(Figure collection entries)
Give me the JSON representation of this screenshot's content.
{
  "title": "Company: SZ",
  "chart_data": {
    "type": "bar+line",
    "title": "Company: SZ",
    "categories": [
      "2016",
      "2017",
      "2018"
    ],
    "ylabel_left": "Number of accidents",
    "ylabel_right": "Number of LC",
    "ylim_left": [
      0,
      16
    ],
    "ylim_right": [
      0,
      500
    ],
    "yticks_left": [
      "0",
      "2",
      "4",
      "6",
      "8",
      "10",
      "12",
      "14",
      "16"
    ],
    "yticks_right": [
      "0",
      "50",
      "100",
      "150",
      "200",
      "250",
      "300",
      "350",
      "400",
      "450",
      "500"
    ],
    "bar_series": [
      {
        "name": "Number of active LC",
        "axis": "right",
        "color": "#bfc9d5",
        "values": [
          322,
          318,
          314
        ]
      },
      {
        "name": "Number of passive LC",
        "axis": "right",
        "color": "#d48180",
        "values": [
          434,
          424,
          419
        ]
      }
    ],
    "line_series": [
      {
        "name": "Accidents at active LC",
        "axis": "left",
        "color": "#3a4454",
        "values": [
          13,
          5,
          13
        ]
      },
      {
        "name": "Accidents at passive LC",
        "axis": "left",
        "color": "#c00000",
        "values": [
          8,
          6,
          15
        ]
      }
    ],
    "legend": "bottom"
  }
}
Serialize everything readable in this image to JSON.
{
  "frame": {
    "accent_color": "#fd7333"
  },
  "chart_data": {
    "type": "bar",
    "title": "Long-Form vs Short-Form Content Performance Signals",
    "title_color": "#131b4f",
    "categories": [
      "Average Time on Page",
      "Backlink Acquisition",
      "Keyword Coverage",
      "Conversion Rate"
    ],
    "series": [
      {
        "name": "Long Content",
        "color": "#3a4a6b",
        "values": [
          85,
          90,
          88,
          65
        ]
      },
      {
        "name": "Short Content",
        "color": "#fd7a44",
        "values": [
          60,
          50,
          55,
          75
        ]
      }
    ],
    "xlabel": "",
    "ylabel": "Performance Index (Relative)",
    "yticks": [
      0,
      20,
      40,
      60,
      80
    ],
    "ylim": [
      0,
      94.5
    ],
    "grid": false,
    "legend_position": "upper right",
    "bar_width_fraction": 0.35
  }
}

• _WHAT YOU WILL DO_
Extract each line from the listing above, please, and repeat it exactly.

• _RESPONSE TO THE EXERCISE_
Give me the JSON representation of this screenshot's content.
{
  "title": "Company: SZ",
  "chart_data": {
    "type": "bar+line",
    "title": "Company: SZ",
    "categories": [
      "2016",
      "2017",
      "2018"
    ],
    "ylabel_left": "Number of accidents",
    "ylabel_right": "Number of LC",
    "ylim_left": [
      0,
      16
    ],
    "ylim_right": [
      0,
      500
    ],
    "yticks_left": [
      "0",
      "2",
      "4",
      "6",
      "8",
      "10",
      "12",
      "14",
      "16"
    ],
    "yticks_right": [
      "0",
      "50",
      "100",
      "150",
      "200",
      "250",
      "300",
      "350",
      "400",
      "450",
      "500"
    ],
    "bar_series": [
      {
        "name": "Number of active LC",
        "axis": "right",
        "color": "#bfc9d5",
        "values": [
          322,
          318,
          314
        ]
      },
      {
        "name": "Number of passive LC",
        "axis": "right",
        "color": "#d48180",
        "values": [
          434,
          424,
          419
        ]
      }
    ],
    "line_series": [
      {
        "name": "Accidents at active LC",
        "axis": "left",
        "color": "#3a4454",
        "values": [
          13,
          5,
          13
        ]
      },
      {
        "name": "Accidents at passive LC",
        "axis": "left",
        "color": "#c00000",
        "values": [
          8,
          6,
          15
        ]
      }
    ],
    "legend": "bottom"
  }
}
Serialize everything readable in this image to JSON.
{
  "frame": {
    "accent_color": "#fd7333"
  },
  "chart_data": {
    "type": "bar",
    "title": "Long-Form vs Short-Form Content Performance Signals",
    "title_color": "#131b4f",
    "categories": [
      "Average Time on Page",
      "Backlink Acquisition",
      "Keyword Coverage",
      "Conversion Rate"
    ],
    "series": [
      {
        "name": "Long Content",
        "color": "#3a4a6b",
        "values": [
          85,
          90,
          88,
          65
        ]
      },
      {
        "name": "Short Content",
        "color": "#fd7a44",
        "values": [
          60,
          50,
          55,
          75
        ]
      }
    ],
    "xlabel": "",
    "ylabel": "Performance Index (Relative)",
    "yticks": [
      0,
      20,
      40,
      60,
      80
    ],
    "ylim": [
      0,
      94.5
    ],
    "grid": false,
    "legend_position": "upper right",
    "bar_width_fraction": 0.35
  }
}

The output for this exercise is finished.